■ What this task involves ■
Set down each line of the data below exactly as it stands, dropping the pictures.

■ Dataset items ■

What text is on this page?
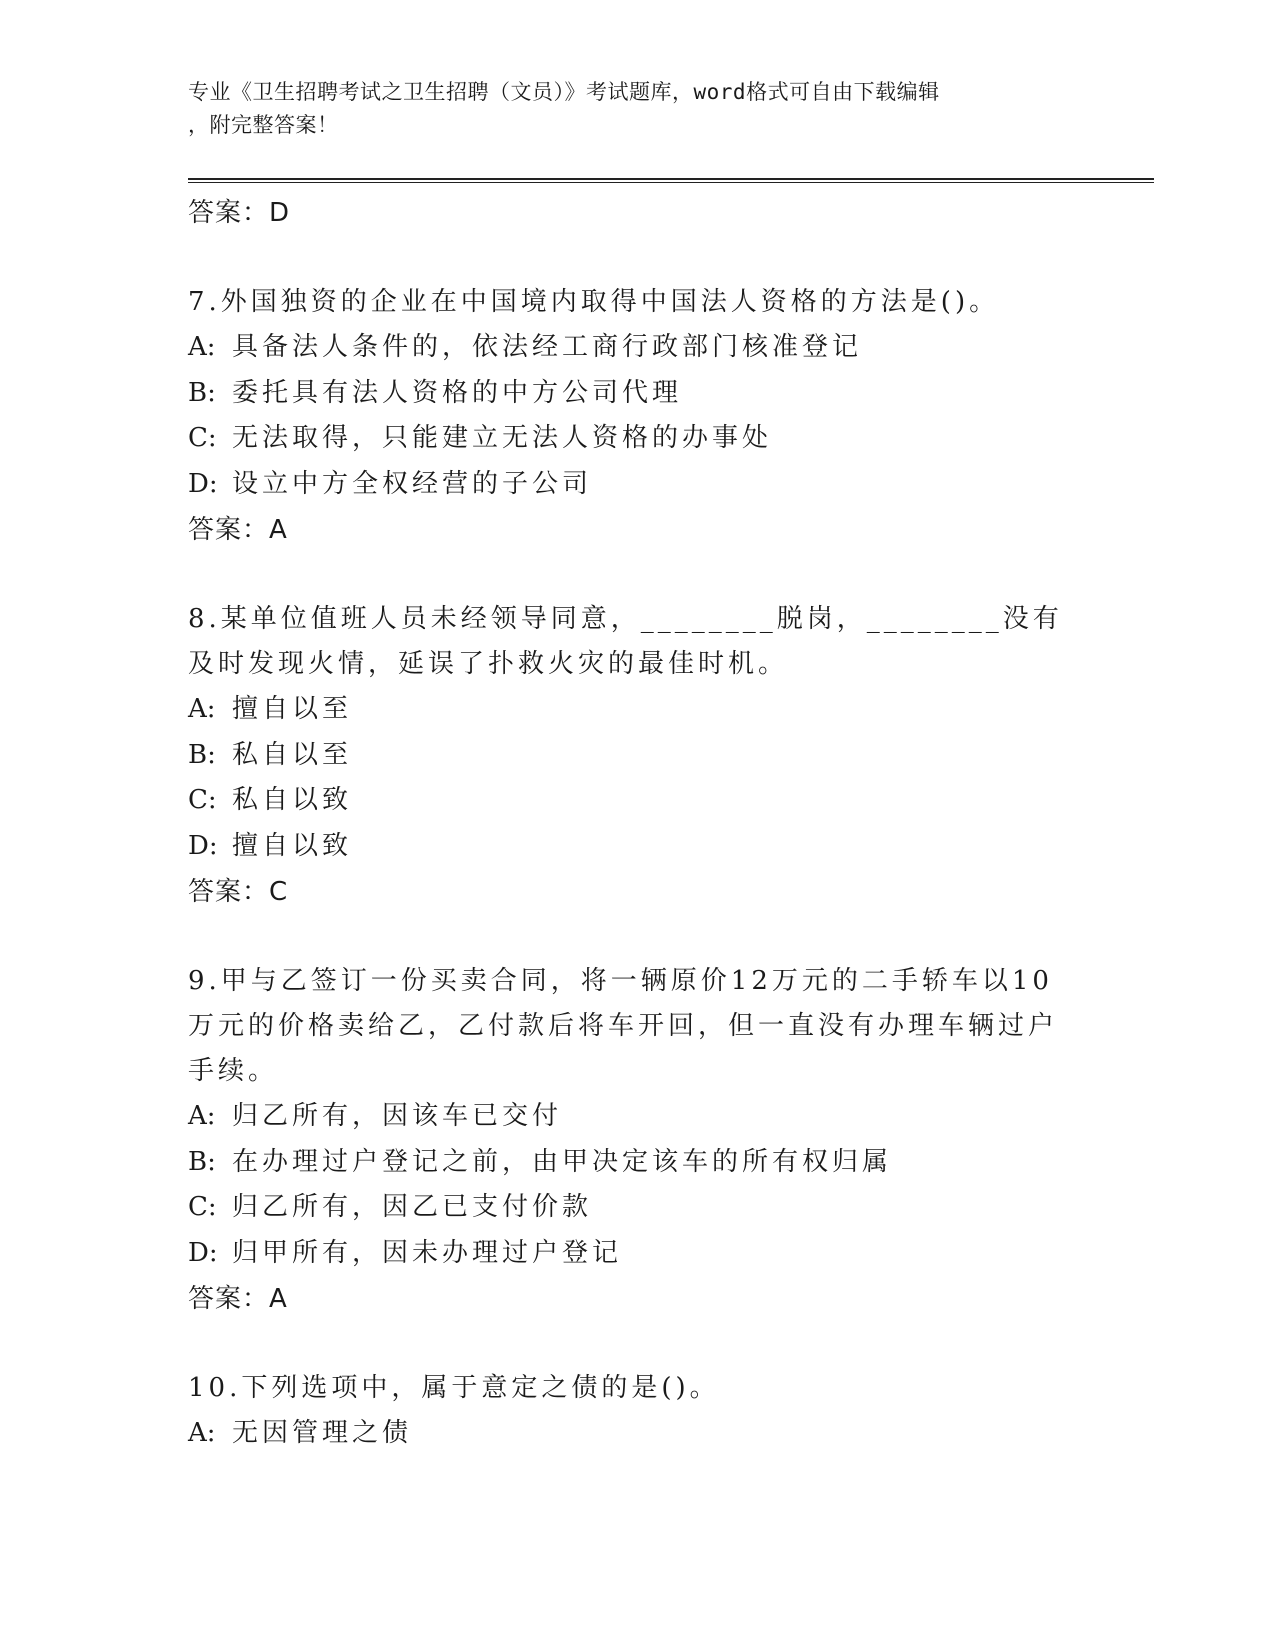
专业《卫生招聘考试之卫生招聘（文员）》考试题库，word格式可自由下载编辑
，附完整答案！
答案：D
7.外国独资的企业在中国境内取得中国法人资格的方法是()。
A: 具备法人条件的，依法经工商行政部门核准登记
B: 委托具有法人资格的中方公司代理
C: 无法取得，只能建立无法人资格的办事处
D: 设立中方全权经营的子公司
答案：A
8.某单位值班人员未经领导同意，________脱岗，________没有及时发现火情，延误了扑救火灾的最佳时机。
A: 擅自以至
B: 私自以至
C: 私自以致
D: 擅自以致
答案：C
9.甲与乙签订一份买卖合同，将一辆原价12万元的二手轿车以10万元的价格卖给乙，乙付款后将车开回，但一直没有办理车辆过户手续。
A: 归乙所有，因该车已交付
B: 在办理过户登记之前，由甲决定该车的所有权归属
C: 归乙所有，因乙已支付价款
D: 归甲所有，因未办理过户登记
答案：A
10.下列选项中，属于意定之债的是()。
A: 无因管理之债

■ Worked answer ■
What text is on this page?
专业《卫生招聘考试之卫生招聘（文员）》考试题库，word格式可自由下载编辑
，附完整答案！
答案：D
7.外国独资的企业在中国境内取得中国法人资格的方法是()。
A: 具备法人条件的，依法经工商行政部门核准登记
B: 委托具有法人资格的中方公司代理
C: 无法取得，只能建立无法人资格的办事处
D: 设立中方全权经营的子公司
答案：A
8.某单位值班人员未经领导同意，________脱岗，________没有及时发现火情，延误了扑救火灾的最佳时机。
A: 擅自以至
B: 私自以至
C: 私自以致
D: 擅自以致
答案：C
9.甲与乙签订一份买卖合同，将一辆原价12万元的二手轿车以10万元的价格卖给乙，乙付款后将车开回，但一直没有办理车辆过户手续。
A: 归乙所有，因该车已交付
B: 在办理过户登记之前，由甲决定该车的所有权归属
C: 归乙所有，因乙已支付价款
D: 归甲所有，因未办理过户登记
答案：A
10.下列选项中，属于意定之债的是()。
A: 无因管理之债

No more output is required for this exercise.